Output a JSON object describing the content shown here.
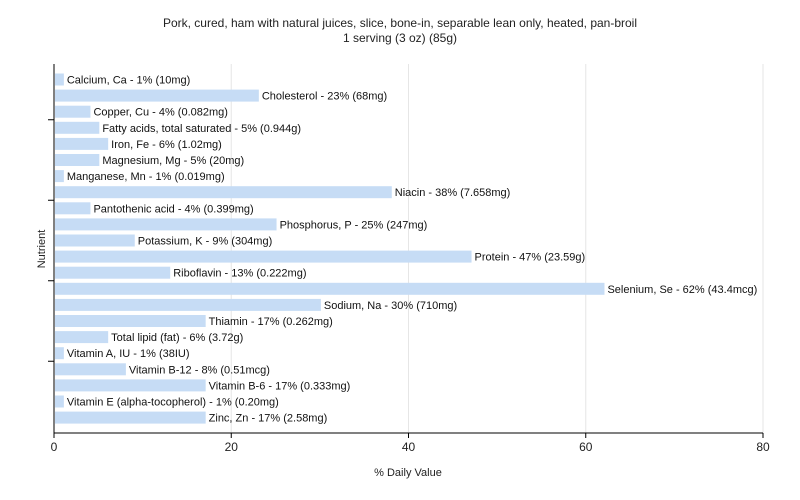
{
  "chart_data": {
    "type": "bar",
    "orientation": "horizontal",
    "title": "Pork, cured, ham with natural juices, slice, bone-in, separable lean only, heated, pan-broil",
    "subtitle": "1 serving (3 oz) (85g)",
    "xlabel": "% Daily Value",
    "ylabel": "Nutrient",
    "xlim": [
      0,
      80
    ],
    "xticks": [
      "0",
      "20",
      "40",
      "60",
      "80"
    ],
    "grid": "vertical",
    "bar_color": "#c6dcf5",
    "series": [
      {
        "categories": [
          "Calcium, Ca",
          "Cholesterol",
          "Copper, Cu",
          "Fatty acids, total saturated",
          "Iron, Fe",
          "Magnesium, Mg",
          "Manganese, Mn",
          "Niacin",
          "Pantothenic acid",
          "Phosphorus, P",
          "Potassium, K",
          "Protein",
          "Riboflavin",
          "Selenium, Se",
          "Sodium, Na",
          "Thiamin",
          "Total lipid (fat)",
          "Vitamin A, IU",
          "Vitamin B-12",
          "Vitamin B-6",
          "Vitamin E (alpha-tocopherol)",
          "Zinc, Zn"
        ],
        "values": [
          1,
          23,
          4,
          5,
          6,
          5,
          1,
          38,
          4,
          25,
          9,
          47,
          13,
          62,
          30,
          17,
          6,
          1,
          8,
          17,
          1,
          17
        ],
        "labels": [
          "Calcium, Ca - 1% (10mg)",
          "Cholesterol - 23% (68mg)",
          "Copper, Cu - 4% (0.082mg)",
          "Fatty acids, total saturated - 5% (0.944g)",
          "Iron, Fe - 6% (1.02mg)",
          "Magnesium, Mg - 5% (20mg)",
          "Manganese, Mn - 1% (0.019mg)",
          "Niacin - 38% (7.658mg)",
          "Pantothenic acid - 4% (0.399mg)",
          "Phosphorus, P - 25% (247mg)",
          "Potassium, K - 9% (304mg)",
          "Protein - 47% (23.59g)",
          "Riboflavin - 13% (0.222mg)",
          "Selenium, Se - 62% (43.4mcg)",
          "Sodium, Na - 30% (710mg)",
          "Thiamin - 17% (0.262mg)",
          "Total lipid (fat) - 6% (3.72g)",
          "Vitamin A, IU - 1% (38IU)",
          "Vitamin B-12 - 8% (0.51mcg)",
          "Vitamin B-6 - 17% (0.333mg)",
          "Vitamin E (alpha-tocopherol) - 1% (0.20mg)",
          "Zinc, Zn - 17% (2.58mg)"
        ]
      }
    ]
  }
}
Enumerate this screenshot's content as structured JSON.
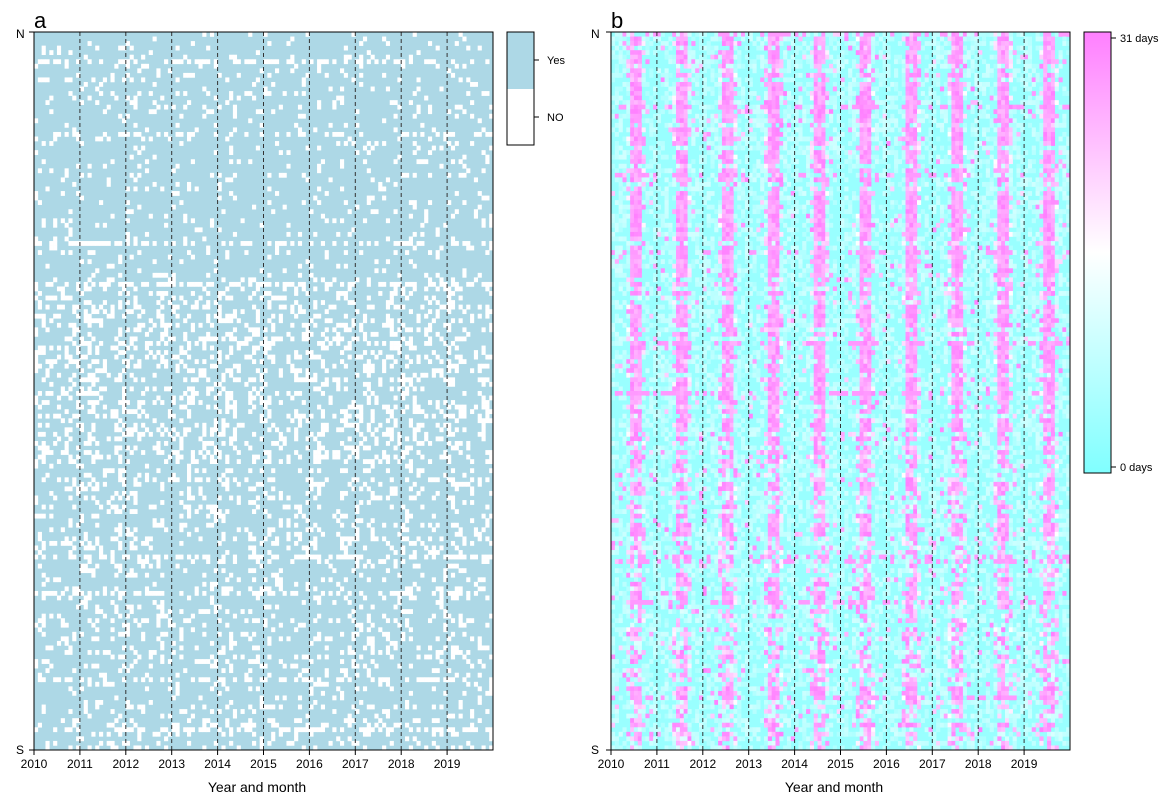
{
  "figure": {
    "panels": [
      {
        "letter": "a",
        "y_top_label": "N",
        "y_bottom_label": "S",
        "xlabel": "Year and month",
        "legend": {
          "labels": [
            "Yes",
            "NO"
          ]
        }
      },
      {
        "letter": "b",
        "y_top_label": "N",
        "y_bottom_label": "S",
        "xlabel": "Year and month",
        "legend": {
          "labels": [
            "31 days",
            "0 days"
          ]
        }
      }
    ]
  },
  "chart_data": [
    {
      "type": "heatmap",
      "panel": "a",
      "xlabel": "Year and month",
      "x_ticks": [
        "2010",
        "2011",
        "2012",
        "2013",
        "2014",
        "2015",
        "2016",
        "2017",
        "2018",
        "2019"
      ],
      "x_range": [
        "2010-01",
        "2019-12"
      ],
      "months": 120,
      "y_axis": {
        "top": "N",
        "bottom": "S"
      },
      "rows": 158,
      "values": [
        "Yes",
        "NO"
      ],
      "colors": {
        "Yes": "#add8e6",
        "NO": "#ffffff"
      },
      "year_separators": "dashed lines at each year boundary",
      "pattern": "mostly Yes; NO cells scattered, sparse in northern rows, denser in the middle band, moderate in southern rows",
      "legend_position": "right"
    },
    {
      "type": "heatmap",
      "panel": "b",
      "xlabel": "Year and month",
      "x_ticks": [
        "2010",
        "2011",
        "2012",
        "2013",
        "2014",
        "2015",
        "2016",
        "2017",
        "2018",
        "2019"
      ],
      "x_range": [
        "2010-01",
        "2019-12"
      ],
      "months": 120,
      "y_axis": {
        "top": "N",
        "bottom": "S"
      },
      "rows": 158,
      "value_range": [
        0,
        31
      ],
      "value_unit": "days",
      "colorscale": [
        "#80ffff",
        "#ffffff",
        "#ff80ff"
      ],
      "year_separators": "dashed lines at each year boundary",
      "pattern": "seasonal columns near 31 days around mid-year (June-August) in every year; background near 0 days",
      "legend_position": "right"
    }
  ]
}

********************

■ Directions ■
Return all of the material above unchanged, minus its pictures.

■ Solution to the problem ■
Output a JSON object describing the content shown here.
{
  "chart_data": {
    "type": "bar",
    "orientation": "horizontal",
    "title": "Pork, cured, ham with natural juices, slice, bone-in, separable lean only, heated, pan-broil",
    "subtitle": "1 serving (3 oz) (85g)",
    "xlabel": "% Daily Value",
    "ylabel": "Nutrient",
    "xlim": [
      0,
      80
    ],
    "xticks": [
      "0",
      "20",
      "40",
      "60",
      "80"
    ],
    "grid": "vertical",
    "bar_color": "#c6dcf5",
    "series": [
      {
        "categories": [
          "Calcium, Ca",
          "Cholesterol",
          "Copper, Cu",
          "Fatty acids, total saturated",
          "Iron, Fe",
          "Magnesium, Mg",
          "Manganese, Mn",
          "Niacin",
          "Pantothenic acid",
          "Phosphorus, P",
          "Potassium, K",
          "Protein",
          "Riboflavin",
          "Selenium, Se",
          "Sodium, Na",
          "Thiamin",
          "Total lipid (fat)",
          "Vitamin A, IU",
          "Vitamin B-12",
          "Vitamin B-6",
          "Vitamin E (alpha-tocopherol)",
          "Zinc, Zn"
        ],
        "values": [
          1,
          23,
          4,
          5,
          6,
          5,
          1,
          38,
          4,
          25,
          9,
          47,
          13,
          62,
          30,
          17,
          6,
          1,
          8,
          17,
          1,
          17
        ],
        "labels": [
          "Calcium, Ca - 1% (10mg)",
          "Cholesterol - 23% (68mg)",
          "Copper, Cu - 4% (0.082mg)",
          "Fatty acids, total saturated - 5% (0.944g)",
          "Iron, Fe - 6% (1.02mg)",
          "Magnesium, Mg - 5% (20mg)",
          "Manganese, Mn - 1% (0.019mg)",
          "Niacin - 38% (7.658mg)",
          "Pantothenic acid - 4% (0.399mg)",
          "Phosphorus, P - 25% (247mg)",
          "Potassium, K - 9% (304mg)",
          "Protein - 47% (23.59g)",
          "Riboflavin - 13% (0.222mg)",
          "Selenium, Se - 62% (43.4mcg)",
          "Sodium, Na - 30% (710mg)",
          "Thiamin - 17% (0.262mg)",
          "Total lipid (fat) - 6% (3.72g)",
          "Vitamin A, IU - 1% (38IU)",
          "Vitamin B-12 - 8% (0.51mcg)",
          "Vitamin B-6 - 17% (0.333mg)",
          "Vitamin E (alpha-tocopherol) - 1% (0.20mg)",
          "Zinc, Zn - 17% (2.58mg)"
        ]
      }
    ]
  }
}
Enumerate this screenshot's content as structured JSON.
{
  "figure": {
    "panels": [
      {
        "letter": "a",
        "y_top_label": "N",
        "y_bottom_label": "S",
        "xlabel": "Year and month",
        "legend": {
          "labels": [
            "Yes",
            "NO"
          ]
        }
      },
      {
        "letter": "b",
        "y_top_label": "N",
        "y_bottom_label": "S",
        "xlabel": "Year and month",
        "legend": {
          "labels": [
            "31 days",
            "0 days"
          ]
        }
      }
    ]
  },
  "chart_data": [
    {
      "type": "heatmap",
      "panel": "a",
      "xlabel": "Year and month",
      "x_ticks": [
        "2010",
        "2011",
        "2012",
        "2013",
        "2014",
        "2015",
        "2016",
        "2017",
        "2018",
        "2019"
      ],
      "x_range": [
        "2010-01",
        "2019-12"
      ],
      "months": 120,
      "y_axis": {
        "top": "N",
        "bottom": "S"
      },
      "rows": 158,
      "values": [
        "Yes",
        "NO"
      ],
      "colors": {
        "Yes": "#add8e6",
        "NO": "#ffffff"
      },
      "year_separators": "dashed lines at each year boundary",
      "pattern": "mostly Yes; NO cells scattered, sparse in northern rows, denser in the middle band, moderate in southern rows",
      "legend_position": "right"
    },
    {
      "type": "heatmap",
      "panel": "b",
      "xlabel": "Year and month",
      "x_ticks": [
        "2010",
        "2011",
        "2012",
        "2013",
        "2014",
        "2015",
        "2016",
        "2017",
        "2018",
        "2019"
      ],
      "x_range": [
        "2010-01",
        "2019-12"
      ],
      "months": 120,
      "y_axis": {
        "top": "N",
        "bottom": "S"
      },
      "rows": 158,
      "value_range": [
        0,
        31
      ],
      "value_unit": "days",
      "colorscale": [
        "#80ffff",
        "#ffffff",
        "#ff80ff"
      ],
      "year_separators": "dashed lines at each year boundary",
      "pattern": "seasonal columns near 31 days around mid-year (June-August) in every year; background near 0 days",
      "legend_position": "right"
    }
  ]
}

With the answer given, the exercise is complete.